▸ **Work to do**: Lay out the entries as a JSON list of strings, one string per line with blank lines dropped, starting at the first line of the entries and ending after the line that contains "legend-label: Jug (640, 241, 666, 258)". Omit the pictures.
## START Dataset
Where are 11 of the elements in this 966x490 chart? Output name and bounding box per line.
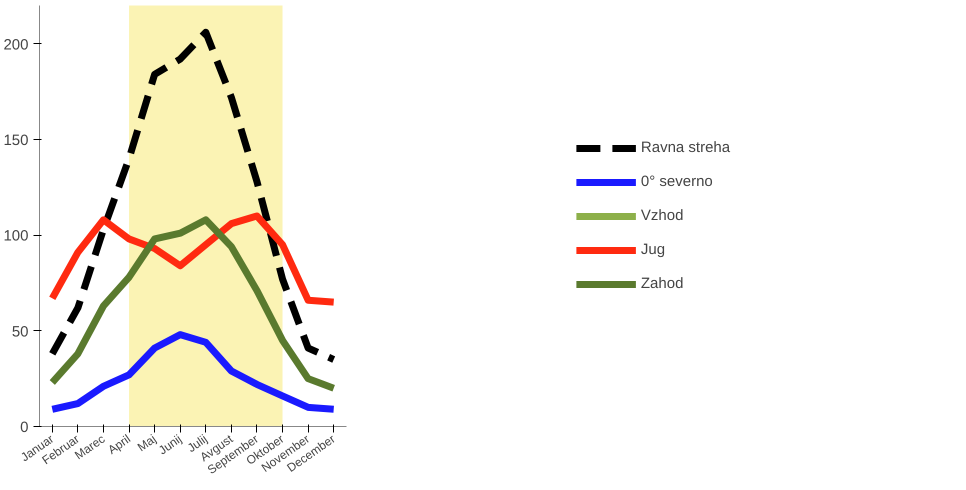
y-tick-label: 100 (3, 228, 29, 245)
legend-label: Ravna streha (640, 139, 730, 156)
x-tick-label: Maj (134, 432, 159, 454)
y-tick-label: 200 (3, 36, 29, 54)
y-tick-label: 50 (12, 323, 29, 340)
legend-label: Vzhod (640, 207, 684, 224)
legend-label: 0° severno (640, 173, 713, 190)
y-tick-label: 0 (20, 419, 28, 436)
legend-label: Zahod (640, 275, 684, 292)
y-tick-label: 150 (3, 132, 29, 149)
legend-label: Jug (640, 241, 666, 258)
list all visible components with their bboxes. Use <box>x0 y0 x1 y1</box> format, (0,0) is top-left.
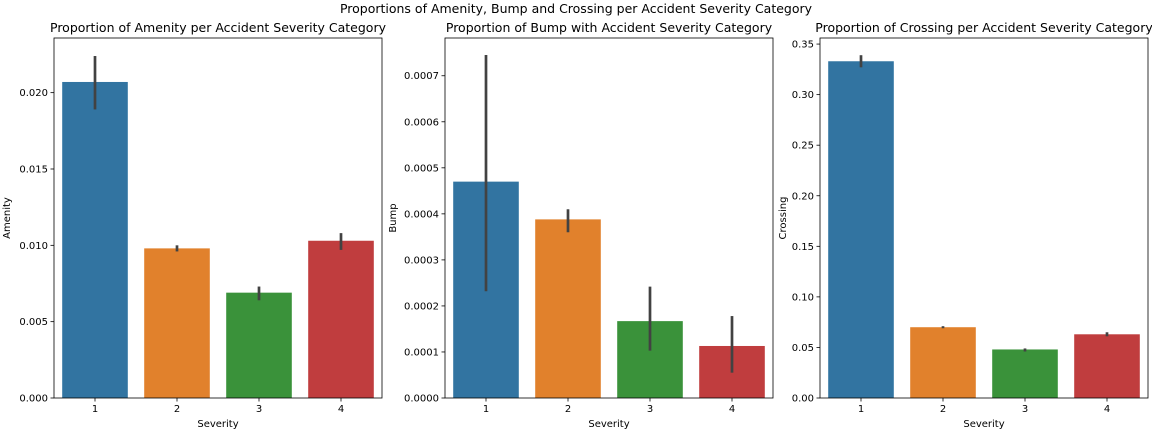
## END Dataset
▸ **Task output**:
[
  "Where are 11 of the elements in this 966x490 chart? Output name and bounding box per line.",
  "y-tick-label: 100 (3, 228, 29, 245)",
  "legend-label: Ravna streha (640, 139, 730, 156)",
  "x-tick-label: Maj (134, 432, 159, 454)",
  "y-tick-label: 200 (3, 36, 29, 54)",
  "y-tick-label: 50 (12, 323, 29, 340)",
  "legend-label: Vzhod (640, 207, 684, 224)",
  "legend-label: 0° severno (640, 173, 713, 190)",
  "y-tick-label: 0 (20, 419, 28, 436)",
  "legend-label: Zahod (640, 275, 684, 292)",
  "y-tick-label: 150 (3, 132, 29, 149)",
  "legend-label: Jug (640, 241, 666, 258)"
]